Server-Specific Operations

useServerQuery Hook

For views that target a single server, the useServerQuery hook provides server-scoped queries:

// Fetch data from a specific server only
const { data, isLoading } = useServerQuery(
  activeServerId,
  ['beacons', beaconId, 'tasks'],
  (apiClient) => apiClient.get(`/v1/c2/beacons/${beaconId}/tasks`)
);

The hook:

  • Prepends serverId to the query key for cache isolation
  • Disables the query if serverId is empty/null
  • Returns standard React Query result (not aggregated)

API Client Routing

Each server connection has a dedicated API client that handles authentication and URL routing. See the REST API Reference for the full endpoint catalog:

// Get a cached API client for a specific server
import { getApiClientForServer } from '@/lib/api-client';

const client = getApiClientForServer(serverId);
const beacons = await client.get('/v1/c2/beacons');

The getApiClientForServer function:

  1. Checks a client cache (one ServerApiClient per server ID)
  2. If not cached, calls useConnectionStore.getState().connections[serverId] to look up the server's URL and token
  3. Creates a ServerApiClient configured with the correct base URL
  4. The client automatically attaches the Authorization: Bearer <token> header from the connection store

WebSocket Per-Server

Each connected server gets its own independent WebSocket connection via the useServerWebSocket hook:

  • URL derivation: The WebSocket URL is built from the server's configured base API URL (not window.location)
  • Ticket-based auth: Fetches a fresh ticket from POST /v1/auth/ws-ticket before each connection
  • Exponential backoff: Reconnection uses backoff with jitter (initial 1s, max 30s, random jitter up to 500ms)

> **What the task asks**: Continue the documentation on server-specific operations, starting right after its last line. The rows have no part in this work.

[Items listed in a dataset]
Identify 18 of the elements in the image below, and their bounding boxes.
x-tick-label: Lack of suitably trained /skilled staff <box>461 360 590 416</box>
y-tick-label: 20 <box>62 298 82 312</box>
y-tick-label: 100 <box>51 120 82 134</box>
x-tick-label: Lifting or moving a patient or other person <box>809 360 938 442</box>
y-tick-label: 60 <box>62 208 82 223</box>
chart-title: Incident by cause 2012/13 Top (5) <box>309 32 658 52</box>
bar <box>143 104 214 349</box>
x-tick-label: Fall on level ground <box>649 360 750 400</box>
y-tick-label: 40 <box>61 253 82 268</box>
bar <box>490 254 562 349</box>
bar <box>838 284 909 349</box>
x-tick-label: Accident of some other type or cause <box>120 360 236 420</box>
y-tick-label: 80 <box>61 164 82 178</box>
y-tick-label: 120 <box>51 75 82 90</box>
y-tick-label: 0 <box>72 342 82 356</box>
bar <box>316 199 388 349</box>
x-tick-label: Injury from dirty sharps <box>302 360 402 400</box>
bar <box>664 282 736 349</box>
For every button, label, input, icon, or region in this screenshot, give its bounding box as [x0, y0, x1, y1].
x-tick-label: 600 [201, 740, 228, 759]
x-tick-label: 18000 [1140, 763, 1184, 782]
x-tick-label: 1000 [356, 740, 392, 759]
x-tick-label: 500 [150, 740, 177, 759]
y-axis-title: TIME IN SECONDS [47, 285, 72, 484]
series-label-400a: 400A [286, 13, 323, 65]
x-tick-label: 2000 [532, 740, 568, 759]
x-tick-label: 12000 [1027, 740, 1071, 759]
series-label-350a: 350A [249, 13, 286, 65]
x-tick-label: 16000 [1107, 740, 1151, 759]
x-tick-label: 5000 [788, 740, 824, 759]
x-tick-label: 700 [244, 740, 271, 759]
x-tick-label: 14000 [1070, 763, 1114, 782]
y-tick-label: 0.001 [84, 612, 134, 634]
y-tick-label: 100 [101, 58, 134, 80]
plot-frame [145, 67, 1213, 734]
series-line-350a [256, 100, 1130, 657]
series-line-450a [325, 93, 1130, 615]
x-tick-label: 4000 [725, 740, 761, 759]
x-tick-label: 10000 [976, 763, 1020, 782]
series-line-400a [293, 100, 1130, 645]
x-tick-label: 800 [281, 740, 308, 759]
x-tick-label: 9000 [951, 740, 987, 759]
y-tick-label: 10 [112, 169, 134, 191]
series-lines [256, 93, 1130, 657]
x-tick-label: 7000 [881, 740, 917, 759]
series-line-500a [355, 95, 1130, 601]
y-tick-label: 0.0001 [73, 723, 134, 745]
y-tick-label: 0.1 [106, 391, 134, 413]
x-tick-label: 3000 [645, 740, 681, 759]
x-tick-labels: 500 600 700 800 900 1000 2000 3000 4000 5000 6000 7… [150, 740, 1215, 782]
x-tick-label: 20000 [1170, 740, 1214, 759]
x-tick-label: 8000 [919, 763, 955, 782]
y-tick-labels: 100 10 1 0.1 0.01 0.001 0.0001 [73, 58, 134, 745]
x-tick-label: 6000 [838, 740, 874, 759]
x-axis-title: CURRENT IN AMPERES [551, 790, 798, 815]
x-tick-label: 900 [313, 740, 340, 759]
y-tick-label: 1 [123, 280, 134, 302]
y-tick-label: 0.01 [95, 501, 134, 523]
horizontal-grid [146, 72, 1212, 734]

> **Answer for the task**:
  • Independent lifecycle: Disconnecting one server's WebSocket does not affect others
  • Event tagging: All incoming events are tagged with serverId before dispatching to callbacks
interface CockpitCallbacks {
  onBeaconUpdate?: (update: BeaconUpdate & { serverId: string }) => void
  onConsoleLog?: (entry: ConsoleLogEntry & { serverId: string }) => void
  onTaskStarted?: (event: TaskEvent & { serverId: string }) => void
  onTaskCompleted?: (event: TaskEvent & { serverId: string }) => void
  onShellOutput?: (output: ShellOutputEvent & { serverId: string }) => void
  onFileTransferProgress?: (progress: FileTransferProgress & { serverId: string }) => void
  // ... additional event callbacks
}

Every callback receives the event payload augmented with a serverId field, allowing handlers to route events to the correct server context.


Operational Tips

Naming Conventions

Name servers descriptively to distinguish them at a glance in aggregated views:

  • By engagement: "Client-Acme", "Client-Widget", "Internal-Lab"
  • By environment: "Prod-East", "Staging", "Dev-Local"
  • By function: "Initial-Access", "Persistence", "Exfil"

Server names can be changed at any time by double-clicking the name in the server switch bar.

Color Badges

Each server is automatically assigned a color from an 8-color palette. In aggregated views (beacon list, credential list), items display a color dot indicating their server of origin. This provides instant visual context when scanning large lists.

The color palette cycles: blue, red, green, amber, violet, pink, cyan, orange.

Browser Data

Connection state (server profiles and tokens) persists in localStorage under the key stentor-connections. To reset all connections:

  • Clear the site's localStorage in browser DevTools
  • Or use a private/incognito window for a fresh session

For truly isolated multi-engagement operations (e.g., different clients that should never share browser state), use separate browser profiles.

Token Expiry

If a server's access token expires while you are connected, the server status changes to "error" and API calls to that server will fail. The operator must re-authenticate:

  1. Right-click the server in the switch bar
  2. Select Reconnect
  3. Enter credentials in the connection dialog

Other server connections are unaffected -- partial failure is isolated per server.

Single-Server Mode

If only one server is configured, the server switch bar is hidden and the UI behaves exactly like a traditional single-server application. Multi-server features activate automatically when a second server is added.